** begin Record extracts **

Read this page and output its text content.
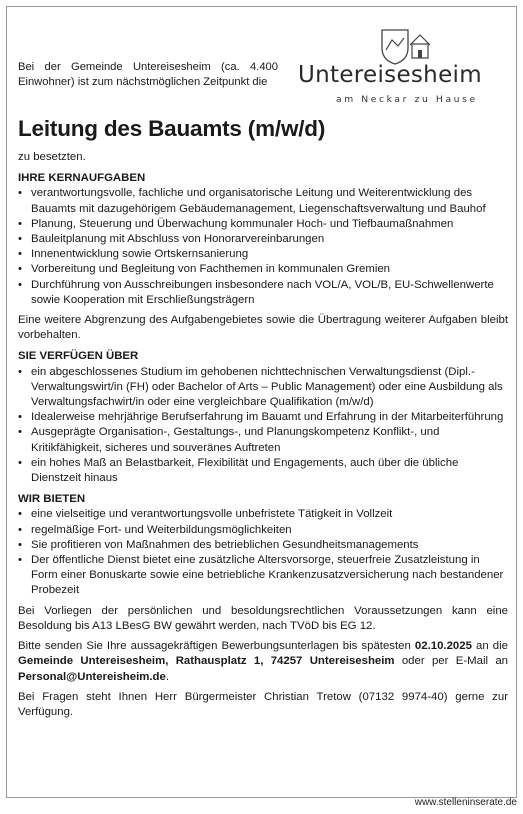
Bei der Gemeinde Untereisesheim (ca. 4.400 Einwohner) ist zum nächstmöglichen Zeitpunkt die	Untereisesheim
am Neckar zu Hause
Leitung des Bauamts (m/w/d)
zu besetzten.
IHRE KERNAUFGABEN
• verantwortungsvolle, fachliche und organisatorische Leitung und Weiterentwicklung des Bauamts mit dazugehörigem Gebäudemanagement, Liegenschaftsverwaltung und Bauhof
• Planung, Steuerung und Überwachung kommunaler Hoch- und Tiefbaumaßnahmen
• Bauleitplanung mit Abschluss von Honorarvereinbarungen
• Innenentwicklung sowie Ortskernsanierung
• Vorbereitung und Begleitung von Fachthemen in kommunalen Gremien
• Durchführung von Ausschreibungen insbesondere nach VOL/A, VOL/B, EU-Schwellenwerte sowie Kooperation mit Erschließungsträgern
Eine weitere Abgrenzung des Aufgabengebietes sowie die Übertragung weiterer Aufgaben bleibt vorbehalten.
SIE VERFÜGEN ÜBER
• ein abgeschlossenes Studium im gehobenen nichttechnischen Verwaltungsdienst (Dipl.-Verwaltungswirt/in (FH) oder Bachelor of Arts – Public Management) oder eine Ausbildung als Verwaltungsfachwirt/in oder eine vergleichbare Qualifikation (m/w/d)
• Idealerweise mehrjährige Berufserfahrung im Bauamt und Erfahrung in der Mitarbeiterführung
• Ausgeprägte Organisation-, Gestaltungs-, und Planungskompetenz Konflikt-, und Kritikfähigkeit, sicheres und souveränes Auftreten
• ein hohes Maß an Belastbarkeit, Flexibilität und Engagements, auch über die übliche Dienstzeit hinaus
WIR BIETEN
• eine vielseitige und verantwortungsvolle unbefristete Tätigkeit in Vollzeit
• regelmäßige Fort- und Weiterbildungsmöglichkeiten
• Sie profitieren von Maßnahmen des betrieblichen Gesundheitsmanagements
• Der öffentliche Dienst bietet eine zusätzliche Altersvorsorge, steuerfreie Zusatzleistung in Form einer Bonuskarte sowie eine betriebliche Krankenzusatzversicherung nach bestandener Probezeit
Bei Vorliegen der persönlichen und besoldungsrechtlichen Voraussetzungen kann eine Besoldung bis A13 LBesG BW gewährt werden, nach TVöD bis EG 12.
Bitte senden Sie Ihre aussagekräftigen Bewerbungsunterlagen bis spätesten 02.10.2025 an die Gemeinde Untereisesheim, Rathausplatz 1, 74257 Untereisesheim oder per E-Mail an Personal@Untereisheim.de.
Bei Fragen steht Ihnen Herr Bürgermeister Christian Tretow (07132 9974-40) gerne zur Verfügung.
www.stelleninserate.de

** end Record extracts **

**Directions:**
Copy all lines of the material above where the string "Gemeinde" occurs.

**Result of this task:**
Bei der Gemeinde Untereisesheim (ca. 4.400 Einwohner) ist zum nächstmöglichen Zeitpunkt die	Untereisesheim
Bitte senden Sie Ihre aussagekräftigen Bewerbungsunterlagen bis spätesten 02.10.2025 an die Gemeinde Untereisesheim, Rathausplatz 1, 74257 Untereisesheim oder per E-Mail an Personal@Untereisheim.de.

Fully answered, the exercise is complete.